» Work required:
Look for "Japan" in the listing below. Gather each line that contains it.

» Dataset rows:
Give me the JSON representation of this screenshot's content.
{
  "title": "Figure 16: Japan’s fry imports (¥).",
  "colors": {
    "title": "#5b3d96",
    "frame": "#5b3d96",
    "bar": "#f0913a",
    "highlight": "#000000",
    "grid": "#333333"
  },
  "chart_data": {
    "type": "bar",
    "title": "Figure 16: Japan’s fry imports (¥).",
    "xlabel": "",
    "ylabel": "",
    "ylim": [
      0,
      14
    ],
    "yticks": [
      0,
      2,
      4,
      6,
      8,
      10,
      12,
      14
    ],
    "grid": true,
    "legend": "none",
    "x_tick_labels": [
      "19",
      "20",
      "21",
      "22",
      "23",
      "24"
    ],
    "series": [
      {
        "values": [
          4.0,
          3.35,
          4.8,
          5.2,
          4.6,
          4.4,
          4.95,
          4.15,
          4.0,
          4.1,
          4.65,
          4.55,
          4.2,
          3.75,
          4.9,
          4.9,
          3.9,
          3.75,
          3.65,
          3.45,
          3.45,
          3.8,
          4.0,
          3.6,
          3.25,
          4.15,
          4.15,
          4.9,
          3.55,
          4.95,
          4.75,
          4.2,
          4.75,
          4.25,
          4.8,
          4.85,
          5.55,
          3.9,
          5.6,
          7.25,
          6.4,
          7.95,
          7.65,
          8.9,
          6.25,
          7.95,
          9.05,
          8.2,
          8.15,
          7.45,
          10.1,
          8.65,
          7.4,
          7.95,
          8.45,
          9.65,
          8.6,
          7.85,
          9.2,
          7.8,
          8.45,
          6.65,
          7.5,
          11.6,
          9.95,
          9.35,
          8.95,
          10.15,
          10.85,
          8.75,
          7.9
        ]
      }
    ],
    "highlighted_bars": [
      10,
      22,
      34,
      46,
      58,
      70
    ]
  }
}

» Written response:
  "title": "Figure 16: Japan’s fry imports (¥).",
    "title": "Figure 16: Japan’s fry imports (¥).",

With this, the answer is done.